Figure content listings
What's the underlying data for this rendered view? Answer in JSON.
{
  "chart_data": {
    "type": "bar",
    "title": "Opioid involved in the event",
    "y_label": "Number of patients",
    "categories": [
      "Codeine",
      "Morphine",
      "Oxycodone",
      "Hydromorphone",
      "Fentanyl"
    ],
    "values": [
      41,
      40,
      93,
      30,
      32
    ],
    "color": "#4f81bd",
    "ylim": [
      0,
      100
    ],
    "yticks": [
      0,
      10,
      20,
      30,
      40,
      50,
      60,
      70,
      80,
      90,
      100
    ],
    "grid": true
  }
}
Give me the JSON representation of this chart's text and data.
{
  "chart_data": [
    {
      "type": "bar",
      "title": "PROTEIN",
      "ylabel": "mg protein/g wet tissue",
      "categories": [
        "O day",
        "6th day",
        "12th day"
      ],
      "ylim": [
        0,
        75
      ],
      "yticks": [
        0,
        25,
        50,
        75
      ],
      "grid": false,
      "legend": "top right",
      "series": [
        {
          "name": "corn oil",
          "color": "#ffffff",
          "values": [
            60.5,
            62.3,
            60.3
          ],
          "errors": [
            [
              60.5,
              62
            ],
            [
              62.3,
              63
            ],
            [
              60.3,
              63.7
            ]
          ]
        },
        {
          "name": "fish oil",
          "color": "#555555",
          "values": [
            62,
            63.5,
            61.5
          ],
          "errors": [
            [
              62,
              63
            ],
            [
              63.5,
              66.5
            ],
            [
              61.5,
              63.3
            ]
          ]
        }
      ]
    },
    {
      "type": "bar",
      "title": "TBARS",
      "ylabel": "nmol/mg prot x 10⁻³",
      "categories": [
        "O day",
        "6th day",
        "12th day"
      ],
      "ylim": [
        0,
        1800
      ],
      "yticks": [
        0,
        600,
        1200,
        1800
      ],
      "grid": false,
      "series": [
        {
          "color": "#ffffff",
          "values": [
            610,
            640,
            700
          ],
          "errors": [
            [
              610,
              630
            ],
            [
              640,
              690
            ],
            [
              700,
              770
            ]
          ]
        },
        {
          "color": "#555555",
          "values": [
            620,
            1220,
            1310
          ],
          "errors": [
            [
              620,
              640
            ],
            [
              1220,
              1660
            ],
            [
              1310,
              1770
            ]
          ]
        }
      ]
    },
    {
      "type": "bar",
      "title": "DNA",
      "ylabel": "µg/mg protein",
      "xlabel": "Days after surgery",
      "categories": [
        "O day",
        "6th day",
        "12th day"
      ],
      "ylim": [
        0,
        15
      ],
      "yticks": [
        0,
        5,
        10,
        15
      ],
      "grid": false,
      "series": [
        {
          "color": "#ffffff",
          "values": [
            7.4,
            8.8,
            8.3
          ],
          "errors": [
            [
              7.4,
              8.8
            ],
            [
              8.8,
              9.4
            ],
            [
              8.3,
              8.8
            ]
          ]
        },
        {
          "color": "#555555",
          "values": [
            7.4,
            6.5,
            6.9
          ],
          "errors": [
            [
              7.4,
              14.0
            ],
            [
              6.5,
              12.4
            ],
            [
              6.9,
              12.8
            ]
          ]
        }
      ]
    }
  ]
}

WHAT IS BEING ASKED:
Your answer must be every record above, retyped exactly.

OUTPUT FOR THIS TASK:
What's the underlying data for this rendered view? Answer in JSON.
{
  "chart_data": {
    "type": "bar",
    "title": "Opioid involved in the event",
    "y_label": "Number of patients",
    "categories": [
      "Codeine",
      "Morphine",
      "Oxycodone",
      "Hydromorphone",
      "Fentanyl"
    ],
    "values": [
      41,
      40,
      93,
      30,
      32
    ],
    "color": "#4f81bd",
    "ylim": [
      0,
      100
    ],
    "yticks": [
      0,
      10,
      20,
      30,
      40,
      50,
      60,
      70,
      80,
      90,
      100
    ],
    "grid": true
  }
}
Give me the JSON representation of this chart's text and data.
{
  "chart_data": [
    {
      "type": "bar",
      "title": "PROTEIN",
      "ylabel": "mg protein/g wet tissue",
      "categories": [
        "O day",
        "6th day",
        "12th day"
      ],
      "ylim": [
        0,
        75
      ],
      "yticks": [
        0,
        25,
        50,
        75
      ],
      "grid": false,
      "legend": "top right",
      "series": [
        {
          "name": "corn oil",
          "color": "#ffffff",
          "values": [
            60.5,
            62.3,
            60.3
          ],
          "errors": [
            [
              60.5,
              62
            ],
            [
              62.3,
              63
            ],
            [
              60.3,
              63.7
            ]
          ]
        },
        {
          "name": "fish oil",
          "color": "#555555",
          "values": [
            62,
            63.5,
            61.5
          ],
          "errors": [
            [
              62,
              63
            ],
            [
              63.5,
              66.5
            ],
            [
              61.5,
              63.3
            ]
          ]
        }
      ]
    },
    {
      "type": "bar",
      "title": "TBARS",
      "ylabel": "nmol/mg prot x 10⁻³",
      "categories": [
        "O day",
        "6th day",
        "12th day"
      ],
      "ylim": [
        0,
        1800
      ],
      "yticks": [
        0,
        600,
        1200,
        1800
      ],
      "grid": false,
      "series": [
        {
          "color": "#ffffff",
          "values": [
            610,
            640,
            700
          ],
          "errors": [
            [
              610,
              630
            ],
            [
              640,
              690
            ],
            [
              700,
              770
            ]
          ]
        },
        {
          "color": "#555555",
          "values": [
            620,
            1220,
            1310
          ],
          "errors": [
            [
              620,
              640
            ],
            [
              1220,
              1660
            ],
            [
              1310,
              1770
            ]
          ]
        }
      ]
    },
    {
      "type": "bar",
      "title": "DNA",
      "ylabel": "µg/mg protein",
      "xlabel": "Days after surgery",
      "categories": [
        "O day",
        "6th day",
        "12th day"
      ],
      "ylim": [
        0,
        15
      ],
      "yticks": [
        0,
        5,
        10,
        15
      ],
      "grid": false,
      "series": [
        {
          "color": "#ffffff",
          "values": [
            7.4,
            8.8,
            8.3
          ],
          "errors": [
            [
              7.4,
              8.8
            ],
            [
              8.8,
              9.4
            ],
            [
              8.3,
              8.8
            ]
          ]
        },
        {
          "color": "#555555",
          "values": [
            7.4,
            6.5,
            6.9
          ],
          "errors": [
            [
              7.4,
              14.0
            ],
            [
              6.5,
              12.4
            ],
            [
              6.9,
              12.8
            ]
          ]
        }
      ]
    }
  ]
}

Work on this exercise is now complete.